Provide an exact copy of the data, excluding the images.

=== Data provided ===
* * * * *

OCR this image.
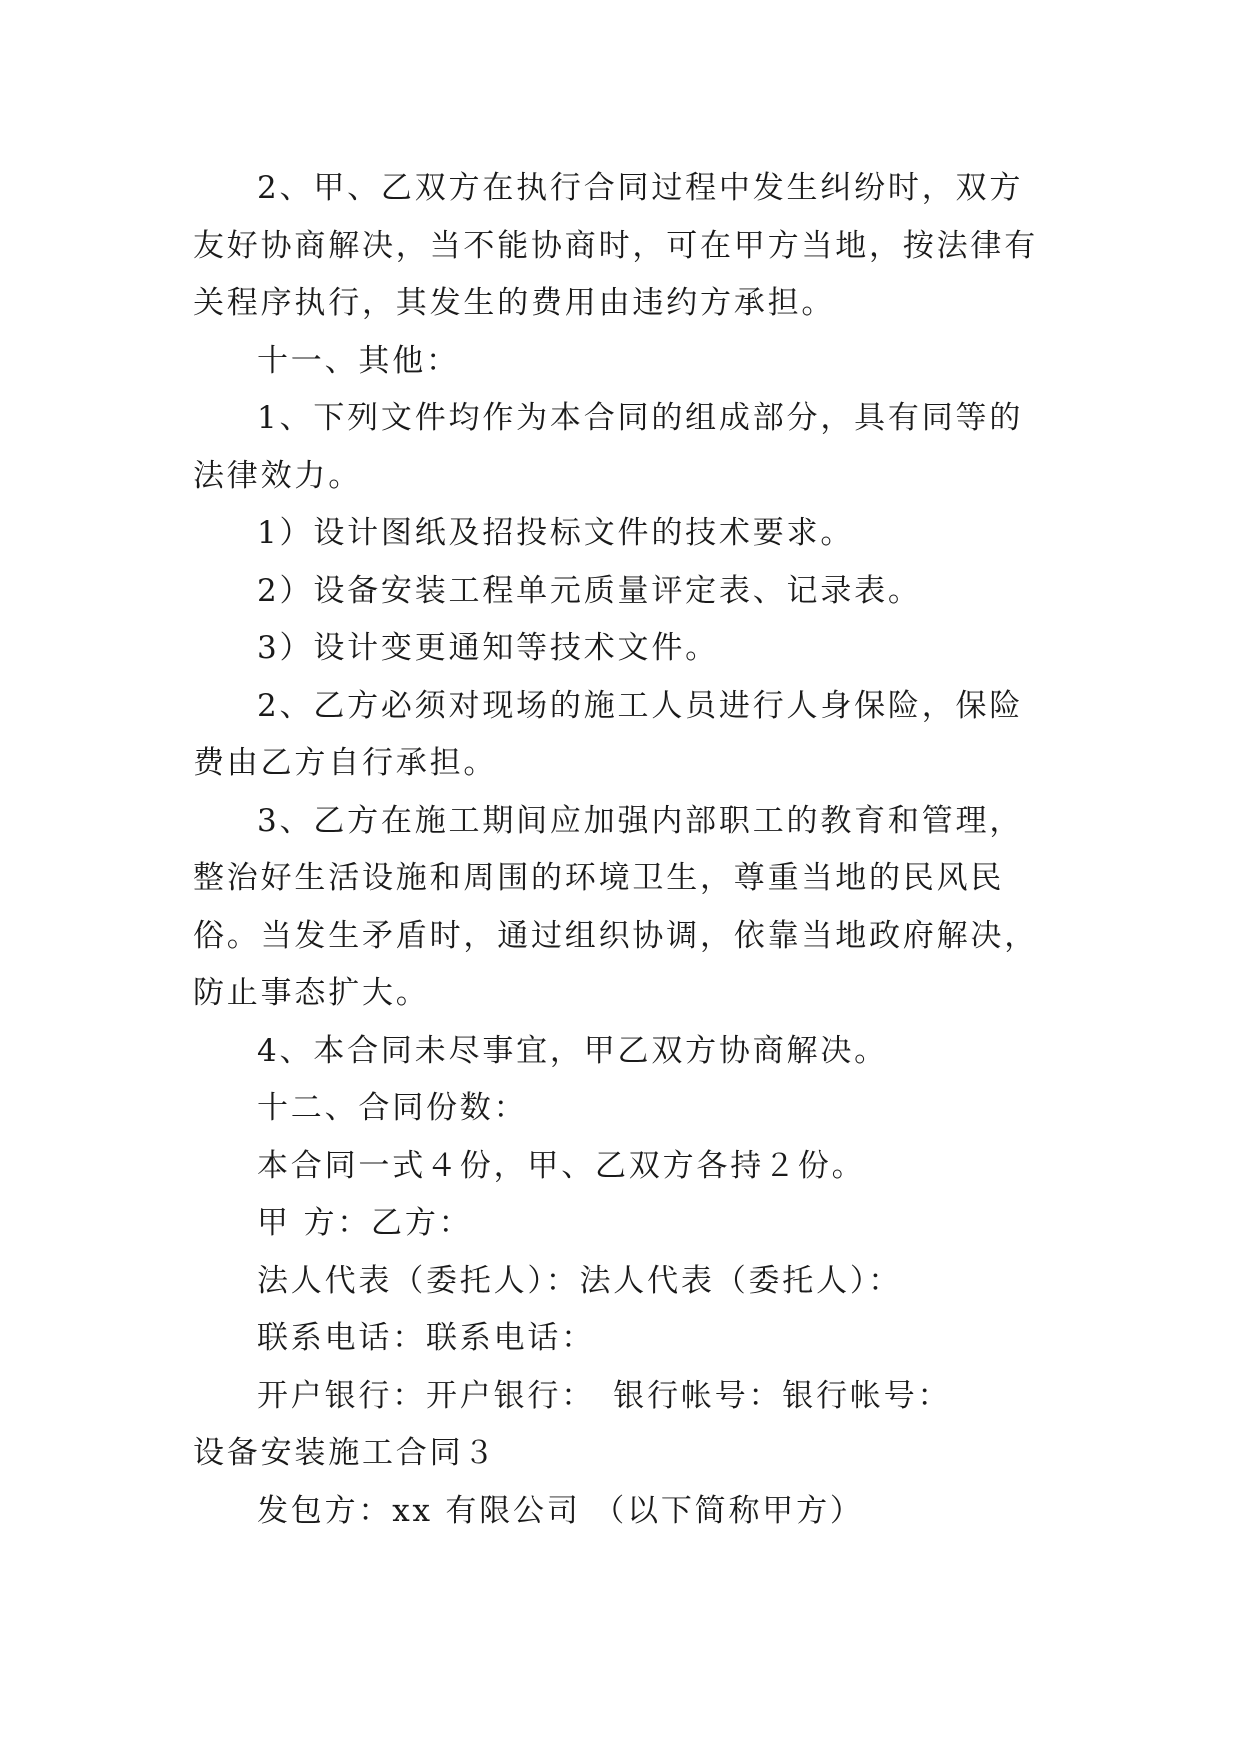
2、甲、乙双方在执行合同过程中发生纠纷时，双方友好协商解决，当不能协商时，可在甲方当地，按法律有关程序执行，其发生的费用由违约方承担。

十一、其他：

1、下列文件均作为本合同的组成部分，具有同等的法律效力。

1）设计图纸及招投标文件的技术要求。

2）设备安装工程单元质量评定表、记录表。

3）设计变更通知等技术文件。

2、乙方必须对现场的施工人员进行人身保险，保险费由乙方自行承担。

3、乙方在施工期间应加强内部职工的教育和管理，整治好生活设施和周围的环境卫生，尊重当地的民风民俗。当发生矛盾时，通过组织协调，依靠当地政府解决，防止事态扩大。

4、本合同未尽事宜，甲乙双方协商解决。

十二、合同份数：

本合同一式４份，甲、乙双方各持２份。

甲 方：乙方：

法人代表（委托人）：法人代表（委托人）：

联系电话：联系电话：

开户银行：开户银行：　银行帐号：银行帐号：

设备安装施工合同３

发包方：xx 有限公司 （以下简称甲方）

* * * * *

=== Output for this task ===
OCR this image.
2、甲、乙双方在执行合同过程中发生纠纷时，双方友好协商解决，当不能协商时，可在甲方当地，按法律有关程序执行，其发生的费用由违约方承担。

十一、其他：

1、下列文件均作为本合同的组成部分，具有同等的法律效力。

1）设计图纸及招投标文件的技术要求。

2）设备安装工程单元质量评定表、记录表。

3）设计变更通知等技术文件。

2、乙方必须对现场的施工人员进行人身保险，保险费由乙方自行承担。

3、乙方在施工期间应加强内部职工的教育和管理，整治好生活设施和周围的环境卫生，尊重当地的民风民俗。当发生矛盾时，通过组织协调，依靠当地政府解决，防止事态扩大。

4、本合同未尽事宜，甲乙双方协商解决。

十二、合同份数：

本合同一式４份，甲、乙双方各持２份。

甲 方：乙方：

法人代表（委托人）：法人代表（委托人）：

联系电话：联系电话：

开户银行：开户银行：　银行帐号：银行帐号：

设备安装施工合同３

发包方：xx 有限公司 （以下简称甲方）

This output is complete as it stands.